_Data provided_:
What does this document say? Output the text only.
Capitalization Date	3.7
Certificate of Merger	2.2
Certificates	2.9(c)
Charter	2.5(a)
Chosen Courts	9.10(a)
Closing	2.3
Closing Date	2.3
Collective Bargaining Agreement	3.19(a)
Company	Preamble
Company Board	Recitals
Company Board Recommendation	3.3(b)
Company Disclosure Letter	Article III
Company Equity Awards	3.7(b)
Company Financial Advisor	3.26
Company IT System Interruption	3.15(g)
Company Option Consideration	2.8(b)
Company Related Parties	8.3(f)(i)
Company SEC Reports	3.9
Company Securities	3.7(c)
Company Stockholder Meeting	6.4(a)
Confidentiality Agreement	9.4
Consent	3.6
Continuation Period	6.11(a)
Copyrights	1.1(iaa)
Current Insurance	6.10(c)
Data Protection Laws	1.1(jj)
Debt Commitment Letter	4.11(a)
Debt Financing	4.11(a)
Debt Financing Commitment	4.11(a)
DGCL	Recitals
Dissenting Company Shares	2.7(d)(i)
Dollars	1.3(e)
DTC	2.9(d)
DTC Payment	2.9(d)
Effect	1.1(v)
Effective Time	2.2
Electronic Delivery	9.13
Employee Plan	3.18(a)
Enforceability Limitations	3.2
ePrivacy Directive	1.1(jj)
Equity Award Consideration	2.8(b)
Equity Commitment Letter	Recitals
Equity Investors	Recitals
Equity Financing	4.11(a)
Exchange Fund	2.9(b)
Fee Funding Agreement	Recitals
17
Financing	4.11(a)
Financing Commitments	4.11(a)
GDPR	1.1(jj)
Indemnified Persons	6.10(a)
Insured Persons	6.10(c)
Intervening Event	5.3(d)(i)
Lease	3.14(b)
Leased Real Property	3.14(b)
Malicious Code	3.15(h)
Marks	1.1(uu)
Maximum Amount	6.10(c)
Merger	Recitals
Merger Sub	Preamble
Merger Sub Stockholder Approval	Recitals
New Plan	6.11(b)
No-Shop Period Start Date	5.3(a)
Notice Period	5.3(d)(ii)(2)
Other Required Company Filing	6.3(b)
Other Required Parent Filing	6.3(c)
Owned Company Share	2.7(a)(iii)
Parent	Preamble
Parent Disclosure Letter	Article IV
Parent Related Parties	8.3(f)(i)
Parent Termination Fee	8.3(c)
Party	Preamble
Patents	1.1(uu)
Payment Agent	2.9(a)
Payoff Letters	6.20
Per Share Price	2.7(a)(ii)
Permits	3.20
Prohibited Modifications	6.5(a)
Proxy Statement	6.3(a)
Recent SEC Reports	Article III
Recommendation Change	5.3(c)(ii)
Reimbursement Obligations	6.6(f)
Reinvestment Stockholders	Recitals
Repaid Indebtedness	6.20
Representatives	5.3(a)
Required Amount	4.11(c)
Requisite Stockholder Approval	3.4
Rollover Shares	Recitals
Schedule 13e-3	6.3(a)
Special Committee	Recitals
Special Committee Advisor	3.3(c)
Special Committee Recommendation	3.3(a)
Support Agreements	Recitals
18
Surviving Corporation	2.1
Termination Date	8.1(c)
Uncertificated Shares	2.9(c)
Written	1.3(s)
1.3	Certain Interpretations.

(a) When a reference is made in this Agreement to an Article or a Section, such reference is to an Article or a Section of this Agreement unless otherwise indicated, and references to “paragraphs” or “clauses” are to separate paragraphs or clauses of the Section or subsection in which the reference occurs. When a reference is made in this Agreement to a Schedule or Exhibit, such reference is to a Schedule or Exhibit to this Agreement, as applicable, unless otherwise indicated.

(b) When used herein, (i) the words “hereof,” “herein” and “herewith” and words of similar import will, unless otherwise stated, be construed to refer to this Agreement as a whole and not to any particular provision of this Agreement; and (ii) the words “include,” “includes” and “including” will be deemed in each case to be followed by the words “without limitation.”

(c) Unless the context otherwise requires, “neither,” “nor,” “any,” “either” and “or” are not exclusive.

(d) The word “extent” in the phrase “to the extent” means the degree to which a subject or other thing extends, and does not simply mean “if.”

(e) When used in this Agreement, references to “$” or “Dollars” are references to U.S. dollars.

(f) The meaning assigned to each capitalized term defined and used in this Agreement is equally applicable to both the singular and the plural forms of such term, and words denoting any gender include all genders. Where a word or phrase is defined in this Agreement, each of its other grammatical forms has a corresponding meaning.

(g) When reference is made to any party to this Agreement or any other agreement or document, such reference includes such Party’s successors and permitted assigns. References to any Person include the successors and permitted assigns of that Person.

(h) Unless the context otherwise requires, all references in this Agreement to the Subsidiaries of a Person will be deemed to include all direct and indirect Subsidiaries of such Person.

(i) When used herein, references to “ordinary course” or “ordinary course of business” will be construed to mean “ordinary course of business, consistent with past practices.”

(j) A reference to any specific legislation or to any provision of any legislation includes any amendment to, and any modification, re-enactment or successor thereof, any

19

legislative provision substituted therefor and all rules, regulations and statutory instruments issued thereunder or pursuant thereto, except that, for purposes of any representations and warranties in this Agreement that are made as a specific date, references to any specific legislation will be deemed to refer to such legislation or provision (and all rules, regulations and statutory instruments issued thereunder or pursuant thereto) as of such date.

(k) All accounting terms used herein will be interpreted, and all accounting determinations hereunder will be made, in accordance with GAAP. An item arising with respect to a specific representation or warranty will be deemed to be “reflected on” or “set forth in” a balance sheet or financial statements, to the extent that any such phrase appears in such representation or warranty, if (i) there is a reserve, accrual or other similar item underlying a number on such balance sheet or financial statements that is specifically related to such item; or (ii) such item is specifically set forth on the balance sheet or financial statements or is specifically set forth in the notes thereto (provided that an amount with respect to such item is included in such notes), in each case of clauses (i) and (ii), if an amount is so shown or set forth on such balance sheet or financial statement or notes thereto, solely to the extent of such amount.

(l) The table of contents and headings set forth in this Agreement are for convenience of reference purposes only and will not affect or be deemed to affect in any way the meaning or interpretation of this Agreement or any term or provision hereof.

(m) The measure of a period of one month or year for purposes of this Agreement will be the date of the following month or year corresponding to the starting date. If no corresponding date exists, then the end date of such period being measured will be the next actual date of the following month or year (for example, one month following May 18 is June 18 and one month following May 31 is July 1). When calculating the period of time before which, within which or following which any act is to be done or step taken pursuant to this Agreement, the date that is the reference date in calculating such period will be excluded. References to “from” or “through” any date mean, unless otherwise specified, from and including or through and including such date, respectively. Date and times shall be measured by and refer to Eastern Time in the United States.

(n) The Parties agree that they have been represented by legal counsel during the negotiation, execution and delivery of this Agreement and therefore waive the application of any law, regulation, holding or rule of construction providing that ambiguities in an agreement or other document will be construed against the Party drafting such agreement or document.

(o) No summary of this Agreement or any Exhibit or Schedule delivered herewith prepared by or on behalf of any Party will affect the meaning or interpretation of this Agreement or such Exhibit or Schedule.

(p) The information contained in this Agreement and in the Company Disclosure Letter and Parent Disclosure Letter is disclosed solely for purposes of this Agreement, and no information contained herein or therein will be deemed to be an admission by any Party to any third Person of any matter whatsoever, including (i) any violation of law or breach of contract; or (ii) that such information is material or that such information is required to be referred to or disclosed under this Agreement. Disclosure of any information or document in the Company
* * *
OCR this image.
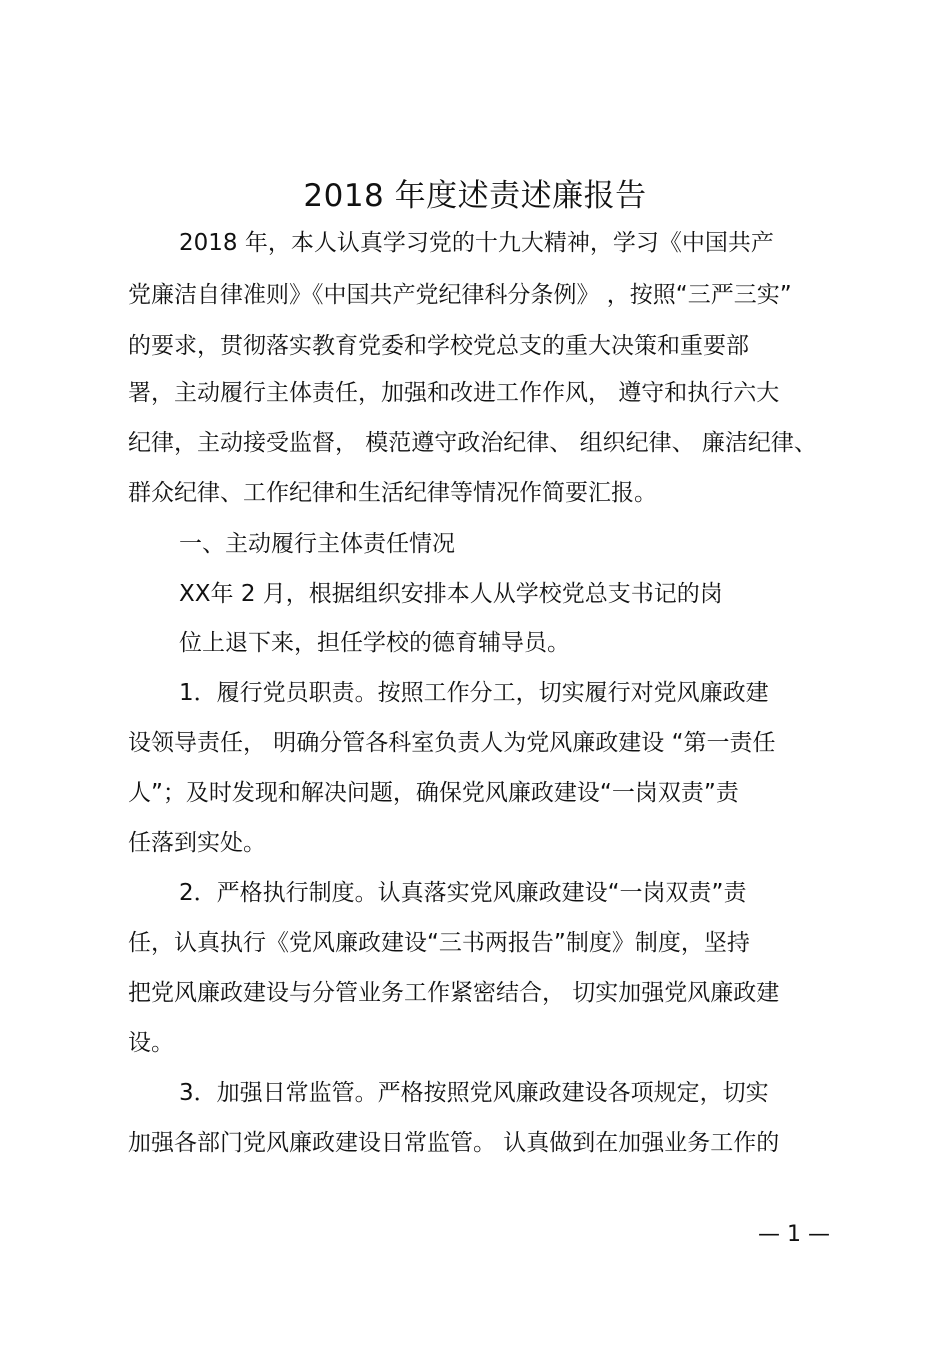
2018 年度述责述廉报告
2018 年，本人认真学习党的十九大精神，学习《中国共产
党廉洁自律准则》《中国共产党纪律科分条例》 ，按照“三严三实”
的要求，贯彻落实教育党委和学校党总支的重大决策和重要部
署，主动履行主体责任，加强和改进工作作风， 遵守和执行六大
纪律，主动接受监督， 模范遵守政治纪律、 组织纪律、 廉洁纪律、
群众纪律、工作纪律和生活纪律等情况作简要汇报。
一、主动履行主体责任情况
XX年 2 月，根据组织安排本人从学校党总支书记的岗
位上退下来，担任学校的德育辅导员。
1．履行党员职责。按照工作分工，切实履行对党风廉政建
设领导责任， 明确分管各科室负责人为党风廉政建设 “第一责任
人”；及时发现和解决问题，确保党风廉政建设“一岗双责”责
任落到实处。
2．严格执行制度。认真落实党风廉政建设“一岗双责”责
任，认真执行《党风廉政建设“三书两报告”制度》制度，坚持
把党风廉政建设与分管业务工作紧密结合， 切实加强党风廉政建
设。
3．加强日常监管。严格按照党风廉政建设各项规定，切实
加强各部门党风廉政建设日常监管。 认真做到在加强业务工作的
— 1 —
--
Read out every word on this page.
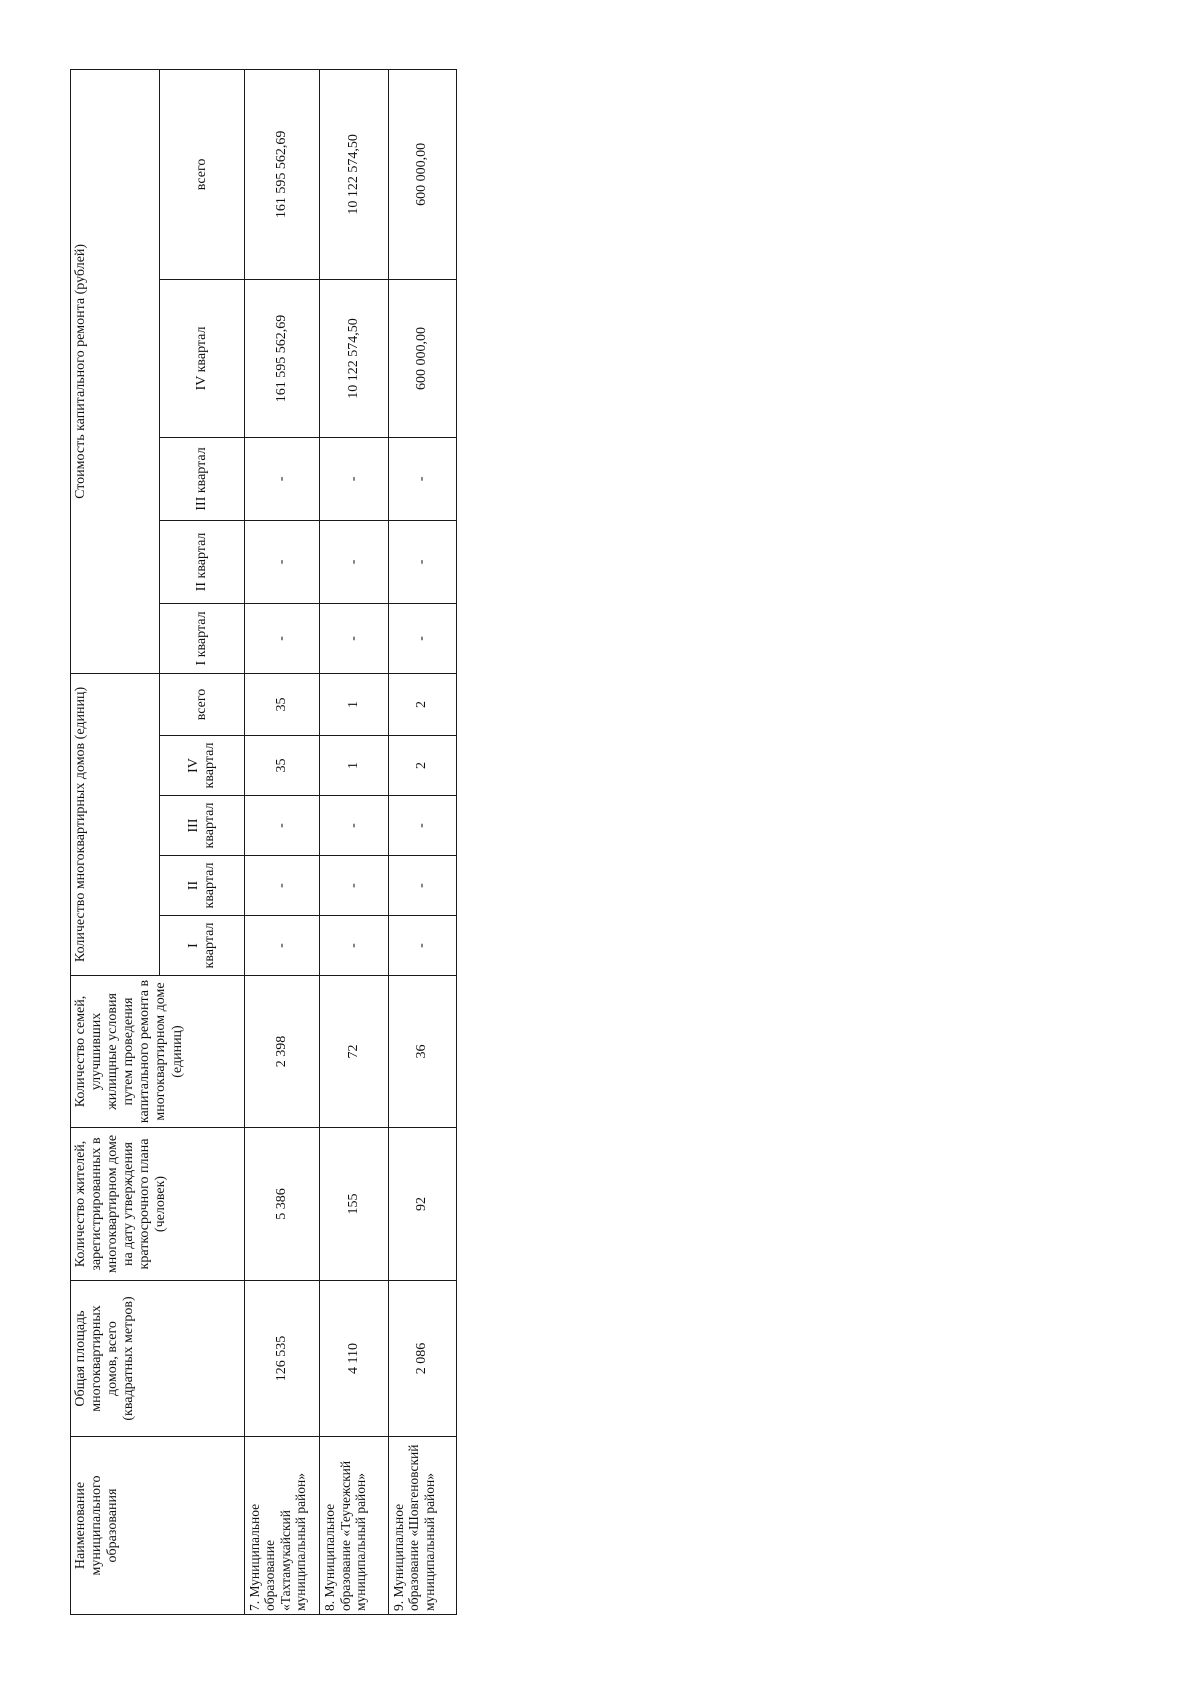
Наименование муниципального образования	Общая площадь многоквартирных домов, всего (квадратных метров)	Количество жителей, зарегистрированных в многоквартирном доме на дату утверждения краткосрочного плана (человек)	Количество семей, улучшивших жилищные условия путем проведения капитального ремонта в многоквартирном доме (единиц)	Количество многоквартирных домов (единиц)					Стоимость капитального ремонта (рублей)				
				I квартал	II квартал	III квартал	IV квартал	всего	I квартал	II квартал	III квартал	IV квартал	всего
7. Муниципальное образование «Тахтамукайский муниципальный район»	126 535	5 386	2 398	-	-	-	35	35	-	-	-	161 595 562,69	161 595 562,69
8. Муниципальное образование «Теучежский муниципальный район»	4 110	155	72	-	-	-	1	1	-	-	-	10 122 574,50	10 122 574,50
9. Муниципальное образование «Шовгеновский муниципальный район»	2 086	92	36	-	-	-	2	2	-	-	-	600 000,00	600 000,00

_Your goal_: Extract all lines containing the word "Reports".

_Correct answer_:
Company SEC Reports	3.9
Recent SEC Reports	Article III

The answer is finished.